> [What to do]
Reproduce every row below line for line without changing anything, but leave the picture out of your answer.

********

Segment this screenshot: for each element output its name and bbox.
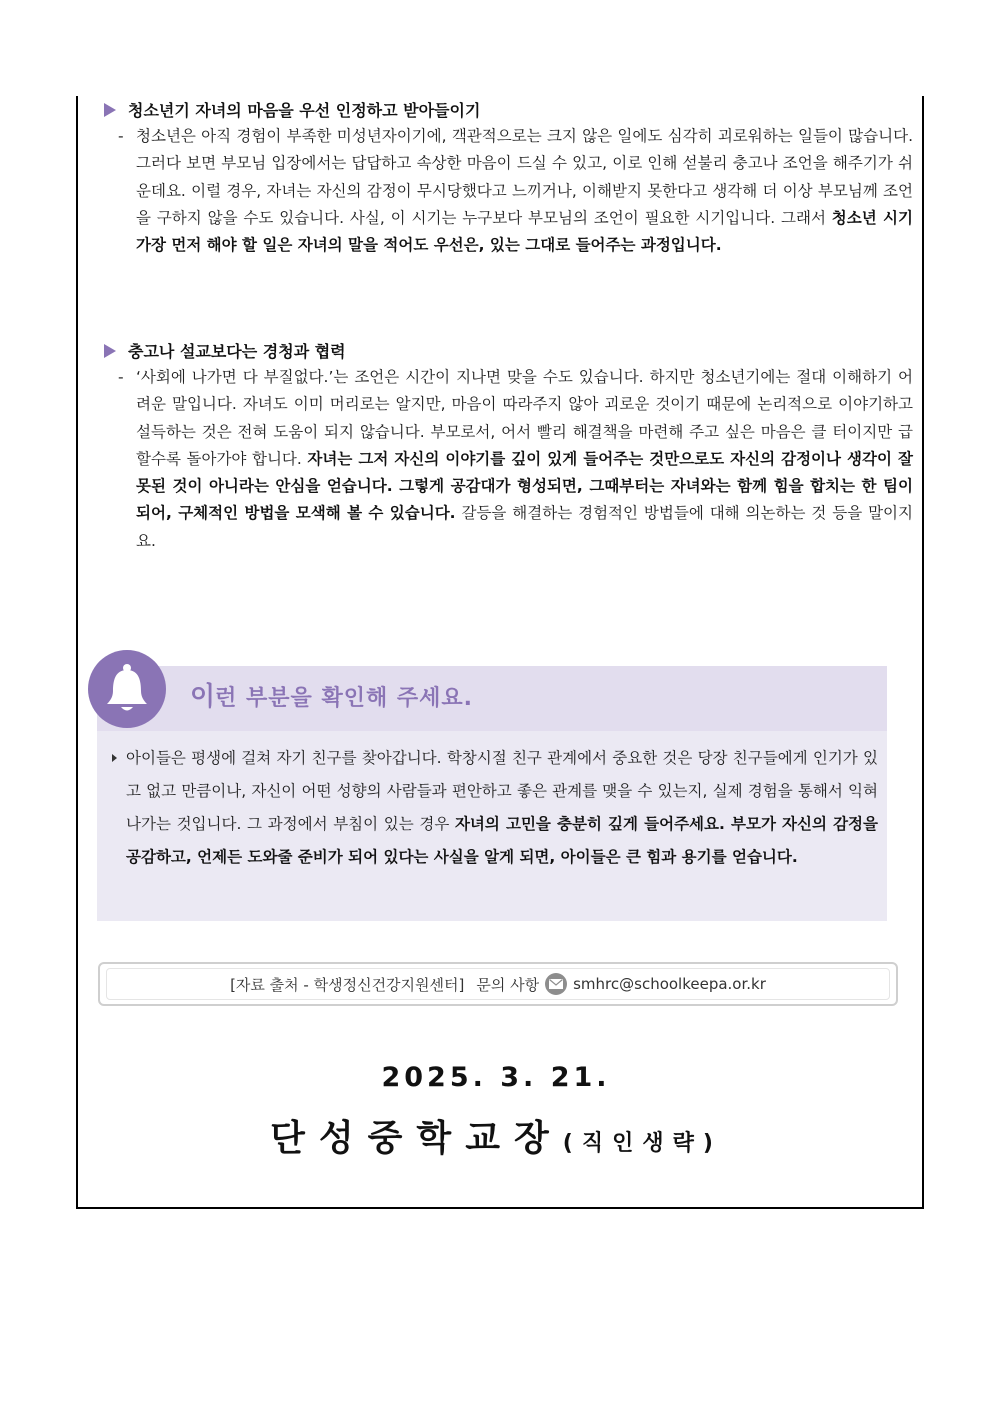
seal-note: (직인생략) xyxy=(562,1131,722,1156)
section-2-paragraph xyxy=(118,364,913,555)
notice-text: 아이들은 평생에 걸쳐 자기 친구를 찾아갑니다. 학창시절 친구 관계에서 중요한 것은 당장 친구들에게 인기가 있고 없고 만큼이나, 자신이 어떤 성향의 사람들과 편안하고 좋은 관계를 맺을 수 있는지, 실제 경험을 통해서 익혀 나가는 것입니다. 그 과정에서 부침이 있는 경우 xyxy=(126,749,878,833)
dash-marker: - xyxy=(118,127,124,145)
dash-marker: - xyxy=(118,368,124,386)
triangle-bullet-icon xyxy=(104,103,116,117)
section-2-text-after: 갈등을 해결하는 경험적인 방법들에 대해 의논하는 것 등을 말이지요. xyxy=(136,504,914,550)
notice-title-rest: 런 부분을 확인해 주세요. xyxy=(215,686,473,711)
section-2-bold-text: 자녀는 그저 자신의 이야기를 깊이 있게 들어주는 것만으로도 자신의 감정이나 생각이 잘못된 것이 아니라는 안심을 얻습니다. 그렇게 공감대가 형성되면, 그때부터는 자녀와는 함께 힘을 합치는 한 팀이 되어, 구체적인 방법을 모색해 볼 수 있습니다. xyxy=(136,449,913,523)
source-box xyxy=(98,962,898,1006)
principal-signature xyxy=(0,1110,992,1161)
notice-paragraph xyxy=(112,742,878,874)
issue-date: 2025. 3. 21. xyxy=(381,1062,611,1093)
bullet-icon xyxy=(112,754,117,762)
section-1-title: 청소년기 자녀의 마음을 우선 인정하고 받아들이기 xyxy=(128,101,481,120)
source-box-inner-border xyxy=(106,968,890,1000)
section-1-text: 청소년은 아직 경험이 부족한 미성년자이기에, 객관적으로는 크지 않은 일에도 심각히 괴로워하는 일들이 많습니다. 그러다 보면 부모님 입장에서는 답답하고 속상한 마음이 드실 수 있고, 이로 인해 섣불리 충고나 조언을 해주기가 쉬운데요. 이럴 경우, 자녀는 자신의 감정이 무시당했다고 느끼거나, 이해받지 못한다고 생각해 더 이상 부모님께 조언을 구하지 않을 수도 있습니다. 사실, 이 시기는 누구보다 부모님의 조언이 필요한 시기입니다. 그래서 xyxy=(136,127,913,227)
principal-name: 단성중학교장 xyxy=(270,1118,563,1159)
contact-label: 문의 사항 xyxy=(476,975,540,994)
notice-title xyxy=(190,676,473,713)
section-2-title: 충고나 설교보다는 경청과 협력 xyxy=(128,342,346,361)
section-2-text: ‘사회에 나가면 다 부질없다.’는 조언은 시간이 지나면 맞을 수도 있습니다. 하지만 청소년기에는 절대 이해하기 어려운 말입니다. 자녀도 이미 머리로는 알지만, 마음이 따라주지 않아 괴로운 것이기 때문에 논리적으로 이야기하고 설득하는 것은 전혀 도움이 되지 않습니다. 부모로서, 어서 빨리 해결책을 마련해 주고 싶은 마음은 클 터이지만 급할수록 돌아가야 합니다. xyxy=(136,368,913,468)
section-1-bold-text: 청소년 시기 가장 먼저 해야 할 일은 자녀의 말을 적어도 우선은, 있는 그대로 들어주는 과정입니다. xyxy=(136,208,913,255)
triangle-bullet-icon xyxy=(104,344,116,358)
contact-email[interactable]: smhrc@schoolkeepa.or.kr xyxy=(573,975,766,993)
section-1-paragraph xyxy=(118,123,913,259)
section-1-heading xyxy=(104,98,480,121)
bell-icon xyxy=(88,650,166,728)
notice-title-first: 이 xyxy=(190,682,216,712)
notice-bold-text: 자녀의 고민을 충분히 깊게 들어주세요. 부모가 자신의 감정을 공감하고, 언제든 도와줄 준비가 되어 있다는 사실을 알게 되면, 아이들은 큰 힘과 용기를 얻습니다. xyxy=(126,815,878,866)
source-label: [자료 출처 - 학생정신건강지원센터] xyxy=(230,975,465,994)
document-frame xyxy=(76,96,924,1209)
section-2-heading xyxy=(104,339,346,362)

********

> [Result]
Segment this screenshot: for each element output its name and bbox.
seal-note: (직인생략) xyxy=(562,1131,722,1156)
section-2-paragraph xyxy=(118,364,913,555)
notice-text: 아이들은 평생에 걸쳐 자기 친구를 찾아갑니다. 학창시절 친구 관계에서 중요한 것은 당장 친구들에게 인기가 있고 없고 만큼이나, 자신이 어떤 성향의 사람들과 편안하고 좋은 관계를 맺을 수 있는지, 실제 경험을 통해서 익혀 나가는 것입니다. 그 과정에서 부침이 있는 경우 xyxy=(126,749,878,833)
dash-marker: - xyxy=(118,127,124,145)
dash-marker: - xyxy=(118,368,124,386)
triangle-bullet-icon xyxy=(104,103,116,117)
section-2-text-after: 갈등을 해결하는 경험적인 방법들에 대해 의논하는 것 등을 말이지요. xyxy=(136,504,914,550)
notice-title-rest: 런 부분을 확인해 주세요. xyxy=(215,686,473,711)
section-2-bold-text: 자녀는 그저 자신의 이야기를 깊이 있게 들어주는 것만으로도 자신의 감정이나 생각이 잘못된 것이 아니라는 안심을 얻습니다. 그렇게 공감대가 형성되면, 그때부터는 자녀와는 함께 힘을 합치는 한 팀이 되어, 구체적인 방법을 모색해 볼 수 있습니다. xyxy=(136,449,913,523)
source-box xyxy=(98,962,898,1006)
principal-signature xyxy=(0,1110,992,1161)
notice-paragraph xyxy=(112,742,878,874)
issue-date: 2025. 3. 21. xyxy=(381,1062,611,1093)
bullet-icon xyxy=(112,754,117,762)
section-1-title: 청소년기 자녀의 마음을 우선 인정하고 받아들이기 xyxy=(128,101,481,120)
source-box-inner-border xyxy=(106,968,890,1000)
section-1-text: 청소년은 아직 경험이 부족한 미성년자이기에, 객관적으로는 크지 않은 일에도 심각히 괴로워하는 일들이 많습니다. 그러다 보면 부모님 입장에서는 답답하고 속상한 마음이 드실 수 있고, 이로 인해 섣불리 충고나 조언을 해주기가 쉬운데요. 이럴 경우, 자녀는 자신의 감정이 무시당했다고 느끼거나, 이해받지 못한다고 생각해 더 이상 부모님께 조언을 구하지 않을 수도 있습니다. 사실, 이 시기는 누구보다 부모님의 조언이 필요한 시기입니다. 그래서 xyxy=(136,127,913,227)
principal-name: 단성중학교장 xyxy=(270,1118,563,1159)
contact-label: 문의 사항 xyxy=(476,975,540,994)
notice-title xyxy=(190,676,473,713)
section-2-title: 충고나 설교보다는 경청과 협력 xyxy=(128,342,346,361)
section-2-text: ‘사회에 나가면 다 부질없다.’는 조언은 시간이 지나면 맞을 수도 있습니다. 하지만 청소년기에는 절대 이해하기 어려운 말입니다. 자녀도 이미 머리로는 알지만, 마음이 따라주지 않아 괴로운 것이기 때문에 논리적으로 이야기하고 설득하는 것은 전혀 도움이 되지 않습니다. 부모로서, 어서 빨리 해결책을 마련해 주고 싶은 마음은 클 터이지만 급할수록 돌아가야 합니다. xyxy=(136,368,913,468)
section-1-bold-text: 청소년 시기 가장 먼저 해야 할 일은 자녀의 말을 적어도 우선은, 있는 그대로 들어주는 과정입니다. xyxy=(136,208,913,255)
triangle-bullet-icon xyxy=(104,344,116,358)
contact-email[interactable]: smhrc@schoolkeepa.or.kr xyxy=(573,975,766,993)
section-1-paragraph xyxy=(118,123,913,259)
section-1-heading xyxy=(104,98,480,121)
bell-icon xyxy=(88,650,166,728)
notice-title-first: 이 xyxy=(190,682,216,712)
notice-bold-text: 자녀의 고민을 충분히 깊게 들어주세요. 부모가 자신의 감정을 공감하고, 언제든 도와줄 준비가 되어 있다는 사실을 알게 되면, 아이들은 큰 힘과 용기를 얻습니다. xyxy=(126,815,878,866)
source-label: [자료 출처 - 학생정신건강지원센터] xyxy=(230,975,465,994)
document-frame xyxy=(76,96,924,1209)
section-2-heading xyxy=(104,339,346,362)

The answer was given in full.